Exercise prompt |
Restate the records that follow word for word; no pictures should appear.

————————

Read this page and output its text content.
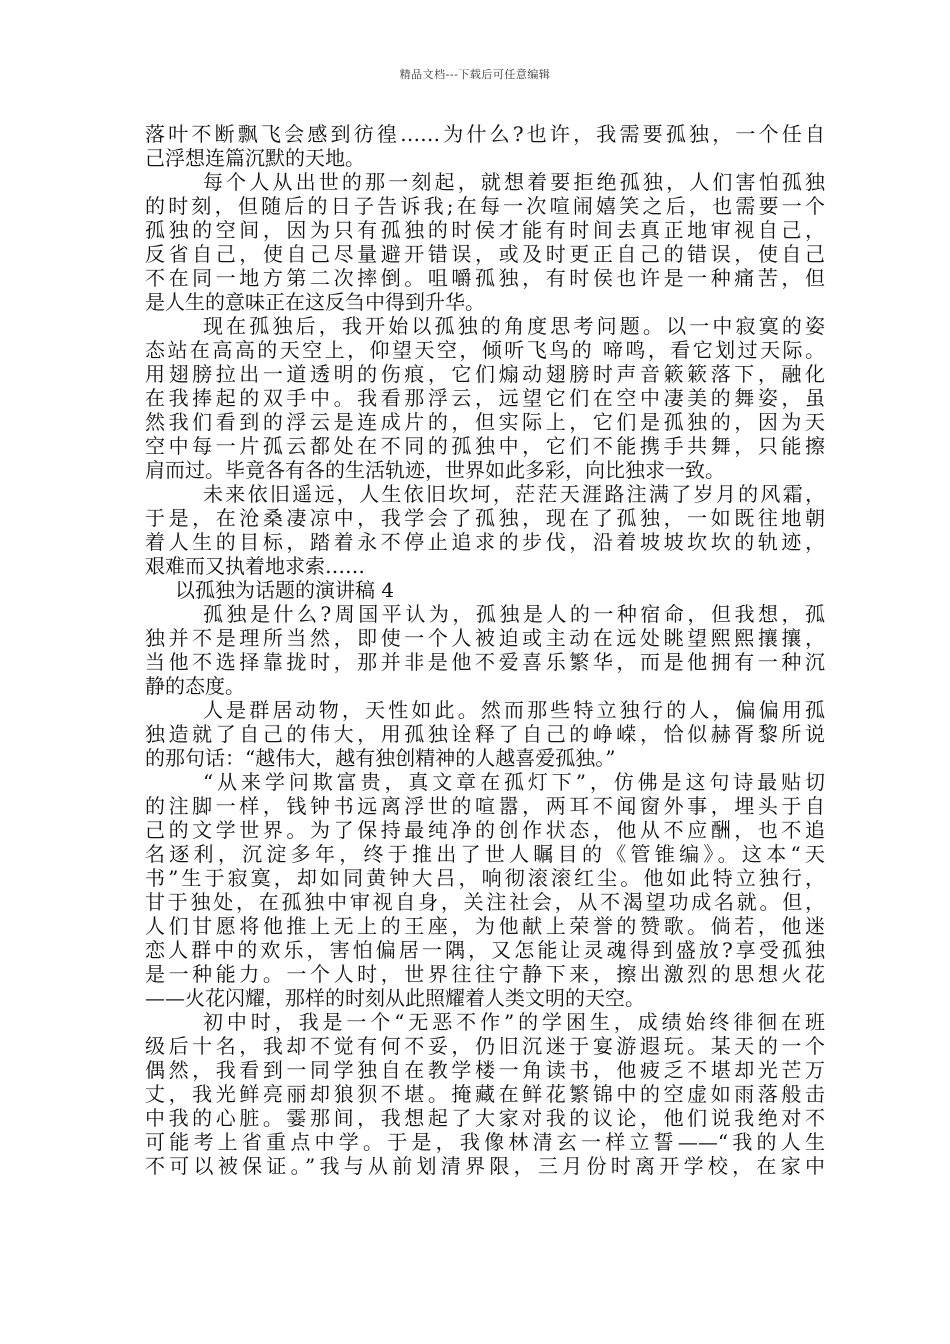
精品文档---下载后可任意编辑
落叶不断飘飞会感到彷徨……为什么?也许，我需要孤独，一个任自
己浮想连篇沉默的天地。
每个人从出世的那一刻起，就想着要拒绝孤独，人们害怕孤独
的时刻，但随后的日子告诉我;在每一次喧闹嬉笑之后，也需要一个
孤独的空间，因为只有孤独的时侯才能有时间去真正地审视自己，
反省自己，使自己尽量避开错误，或及时更正自己的错误，使自己
不在同一地方第二次摔倒。咀嚼孤独，有时侯也许是一种痛苦，但
是人生的意味正在这反刍中得到升华。
现在孤独后，我开始以孤独的角度思考问题。以一中寂寞的姿
态站在高高的天空上，仰望天空，倾听飞鸟的 啼鸣，看它划过天际。
用翅膀拉出一道透明的伤痕，它们煽动翅膀时声音簌簌落下，融化
在我捧起的双手中。我看那浮云，远望它们在空中凄美的舞姿，虽
然我们看到的浮云是连成片的，但实际上，它们是孤独的，因为天
空中每一片孤云都处在不同的孤独中，它们不能携手共舞，只能擦
肩而过。毕竟各有各的生活轨迹，世界如此多彩，向比独求一致。
未来依旧遥远，人生依旧坎坷，茫茫天涯路注满了岁月的风霜，
于是，在沧桑凄凉中，我学会了孤独，现在了孤独，一如既往地朝
着人生的目标，踏着永不停止追求的步伐，沿着坡坡坎坎的轨迹，
艰难而又执着地求索……
以孤独为话题的演讲稿 4
孤独是什么?周国平认为，孤独是人的一种宿命，但我想，孤
独并不是理所当然，即使一个人被迫或主动在远处眺望熙熙攘攘，
当他不选择靠拢时，那并非是他不爱喜乐繁华，而是他拥有一种沉
静的态度。
人是群居动物，天性如此。然而那些特立独行的人，偏偏用孤
独造就了自己的伟大，用孤独诠释了自己的峥嵘，恰似赫胥黎所说
的那句话：“越伟大，越有独创精神的人越喜爱孤独。”
“从来学问欺富贵，真文章在孤灯下”，仿佛是这句诗最贴切
的注脚一样，钱钟书远离浮世的喧嚣，两耳不闻窗外事，埋头于自
己的文学世界。为了保持最纯净的创作状态，他从不应酬，也不追
名逐利，沉淀多年，终于推出了世人瞩目的《管锥编》。这本“天
书”生于寂寞，却如同黄钟大吕，响彻滚滚红尘。他如此特立独行，
甘于独处，在孤独中审视自身，关注社会，从不渴望功成名就。但，
人们甘愿将他推上无上的王座，为他献上荣誉的赞歌。倘若，他迷
恋人群中的欢乐，害怕偏居一隅，又怎能让灵魂得到盛放?享受孤独
是一种能力。一个人时，世界往往宁静下来，擦出激烈的思想火花
——火花闪耀，那样的时刻从此照耀着人类文明的天空。
初中时，我是一个“无恶不作”的学困生，成绩始终徘徊在班
级后十名，我却不觉有何不妥，仍旧沉迷于宴游遐玩。某天的一个
偶然，我看到一同学独自在教学楼一角读书，他疲乏不堪却光芒万
丈，我光鲜亮丽却狼狈不堪。掩藏在鲜花繁锦中的空虚如雨落般击
中我的心脏。霎那间，我想起了大家对我的议论，他们说我绝对不
可能考上省重点中学。于是，我像林清玄一样立誓——“我的人生
不可以被保证。”我与从前划清界限，三月份时离开学校，在家中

————————

Answer to this exercise |
Read this page and output its text content.
精品文档---下载后可任意编辑
落叶不断飘飞会感到彷徨……为什么?也许，我需要孤独，一个任自
己浮想连篇沉默的天地。
每个人从出世的那一刻起，就想着要拒绝孤独，人们害怕孤独
的时刻，但随后的日子告诉我;在每一次喧闹嬉笑之后，也需要一个
孤独的空间，因为只有孤独的时侯才能有时间去真正地审视自己，
反省自己，使自己尽量避开错误，或及时更正自己的错误，使自己
不在同一地方第二次摔倒。咀嚼孤独，有时侯也许是一种痛苦，但
是人生的意味正在这反刍中得到升华。
现在孤独后，我开始以孤独的角度思考问题。以一中寂寞的姿
态站在高高的天空上，仰望天空，倾听飞鸟的 啼鸣，看它划过天际。
用翅膀拉出一道透明的伤痕，它们煽动翅膀时声音簌簌落下，融化
在我捧起的双手中。我看那浮云，远望它们在空中凄美的舞姿，虽
然我们看到的浮云是连成片的，但实际上，它们是孤独的，因为天
空中每一片孤云都处在不同的孤独中，它们不能携手共舞，只能擦
肩而过。毕竟各有各的生活轨迹，世界如此多彩，向比独求一致。
未来依旧遥远，人生依旧坎坷，茫茫天涯路注满了岁月的风霜，
于是，在沧桑凄凉中，我学会了孤独，现在了孤独，一如既往地朝
着人生的目标，踏着永不停止追求的步伐，沿着坡坡坎坎的轨迹，
艰难而又执着地求索……
以孤独为话题的演讲稿 4
孤独是什么?周国平认为，孤独是人的一种宿命，但我想，孤
独并不是理所当然，即使一个人被迫或主动在远处眺望熙熙攘攘，
当他不选择靠拢时，那并非是他不爱喜乐繁华，而是他拥有一种沉
静的态度。
人是群居动物，天性如此。然而那些特立独行的人，偏偏用孤
独造就了自己的伟大，用孤独诠释了自己的峥嵘，恰似赫胥黎所说
的那句话：“越伟大，越有独创精神的人越喜爱孤独。”
“从来学问欺富贵，真文章在孤灯下”，仿佛是这句诗最贴切
的注脚一样，钱钟书远离浮世的喧嚣，两耳不闻窗外事，埋头于自
己的文学世界。为了保持最纯净的创作状态，他从不应酬，也不追
名逐利，沉淀多年，终于推出了世人瞩目的《管锥编》。这本“天
书”生于寂寞，却如同黄钟大吕，响彻滚滚红尘。他如此特立独行，
甘于独处，在孤独中审视自身，关注社会，从不渴望功成名就。但，
人们甘愿将他推上无上的王座，为他献上荣誉的赞歌。倘若，他迷
恋人群中的欢乐，害怕偏居一隅，又怎能让灵魂得到盛放?享受孤独
是一种能力。一个人时，世界往往宁静下来，擦出激烈的思想火花
——火花闪耀，那样的时刻从此照耀着人类文明的天空。
初中时，我是一个“无恶不作”的学困生，成绩始终徘徊在班
级后十名，我却不觉有何不妥，仍旧沉迷于宴游遐玩。某天的一个
偶然，我看到一同学独自在教学楼一角读书，他疲乏不堪却光芒万
丈，我光鲜亮丽却狼狈不堪。掩藏在鲜花繁锦中的空虚如雨落般击
中我的心脏。霎那间，我想起了大家对我的议论，他们说我绝对不
可能考上省重点中学。于是，我像林清玄一样立誓——“我的人生
不可以被保证。”我与从前划清界限，三月份时离开学校，在家中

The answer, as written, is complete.